● **What is expected**
Retype the listing that follows, exactly as written.

---*---

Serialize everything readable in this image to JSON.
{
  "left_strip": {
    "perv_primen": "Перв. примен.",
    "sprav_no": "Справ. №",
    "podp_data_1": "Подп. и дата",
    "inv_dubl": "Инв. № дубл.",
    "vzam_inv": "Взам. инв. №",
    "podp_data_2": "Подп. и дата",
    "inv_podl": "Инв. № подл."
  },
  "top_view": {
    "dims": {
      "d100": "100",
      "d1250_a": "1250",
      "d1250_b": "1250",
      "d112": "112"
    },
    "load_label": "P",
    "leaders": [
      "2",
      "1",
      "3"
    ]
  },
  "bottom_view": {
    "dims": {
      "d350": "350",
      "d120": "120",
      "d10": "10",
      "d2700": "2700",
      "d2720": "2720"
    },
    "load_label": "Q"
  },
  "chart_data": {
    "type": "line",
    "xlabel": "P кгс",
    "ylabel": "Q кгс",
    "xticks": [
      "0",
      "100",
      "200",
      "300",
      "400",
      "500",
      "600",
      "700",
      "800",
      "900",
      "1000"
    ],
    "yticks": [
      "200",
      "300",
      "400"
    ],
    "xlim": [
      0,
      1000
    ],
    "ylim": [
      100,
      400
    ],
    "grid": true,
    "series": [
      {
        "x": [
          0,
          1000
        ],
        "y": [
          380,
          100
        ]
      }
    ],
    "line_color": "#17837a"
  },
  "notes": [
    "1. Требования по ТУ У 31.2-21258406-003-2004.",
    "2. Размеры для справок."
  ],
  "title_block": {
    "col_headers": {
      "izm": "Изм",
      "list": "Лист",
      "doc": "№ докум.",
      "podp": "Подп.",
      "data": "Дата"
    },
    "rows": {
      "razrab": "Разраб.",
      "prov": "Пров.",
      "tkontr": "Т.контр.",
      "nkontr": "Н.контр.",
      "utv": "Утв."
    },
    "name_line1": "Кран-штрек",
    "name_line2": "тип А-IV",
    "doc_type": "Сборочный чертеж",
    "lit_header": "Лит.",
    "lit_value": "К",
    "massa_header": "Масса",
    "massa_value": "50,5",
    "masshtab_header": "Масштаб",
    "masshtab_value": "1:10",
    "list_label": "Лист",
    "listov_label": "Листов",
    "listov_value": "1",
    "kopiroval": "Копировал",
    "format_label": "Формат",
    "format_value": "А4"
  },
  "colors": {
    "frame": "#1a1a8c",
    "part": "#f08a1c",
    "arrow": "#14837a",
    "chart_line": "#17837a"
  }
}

---*---

● **Written answer**
Serialize everything readable in this image to JSON.
{
  "left_strip": {
    "perv_primen": "Перв. примен.",
    "sprav_no": "Справ. №",
    "podp_data_1": "Подп. и дата",
    "inv_dubl": "Инв. № дубл.",
    "vzam_inv": "Взам. инв. №",
    "podp_data_2": "Подп. и дата",
    "inv_podl": "Инв. № подл."
  },
  "top_view": {
    "dims": {
      "d100": "100",
      "d1250_a": "1250",
      "d1250_b": "1250",
      "d112": "112"
    },
    "load_label": "P",
    "leaders": [
      "2",
      "1",
      "3"
    ]
  },
  "bottom_view": {
    "dims": {
      "d350": "350",
      "d120": "120",
      "d10": "10",
      "d2700": "2700",
      "d2720": "2720"
    },
    "load_label": "Q"
  },
  "chart_data": {
    "type": "line",
    "xlabel": "P кгс",
    "ylabel": "Q кгс",
    "xticks": [
      "0",
      "100",
      "200",
      "300",
      "400",
      "500",
      "600",
      "700",
      "800",
      "900",
      "1000"
    ],
    "yticks": [
      "200",
      "300",
      "400"
    ],
    "xlim": [
      0,
      1000
    ],
    "ylim": [
      100,
      400
    ],
    "grid": true,
    "series": [
      {
        "x": [
          0,
          1000
        ],
        "y": [
          380,
          100
        ]
      }
    ],
    "line_color": "#17837a"
  },
  "notes": [
    "1. Требования по ТУ У 31.2-21258406-003-2004.",
    "2. Размеры для справок."
  ],
  "title_block": {
    "col_headers": {
      "izm": "Изм",
      "list": "Лист",
      "doc": "№ докум.",
      "podp": "Подп.",
      "data": "Дата"
    },
    "rows": {
      "razrab": "Разраб.",
      "prov": "Пров.",
      "tkontr": "Т.контр.",
      "nkontr": "Н.контр.",
      "utv": "Утв."
    },
    "name_line1": "Кран-штрек",
    "name_line2": "тип А-IV",
    "doc_type": "Сборочный чертеж",
    "lit_header": "Лит.",
    "lit_value": "К",
    "massa_header": "Масса",
    "massa_value": "50,5",
    "masshtab_header": "Масштаб",
    "masshtab_value": "1:10",
    "list_label": "Лист",
    "listov_label": "Листов",
    "listov_value": "1",
    "kopiroval": "Копировал",
    "format_label": "Формат",
    "format_value": "А4"
  },
  "colors": {
    "frame": "#1a1a8c",
    "part": "#f08a1c",
    "arrow": "#14837a",
    "chart_line": "#17837a"
  }
}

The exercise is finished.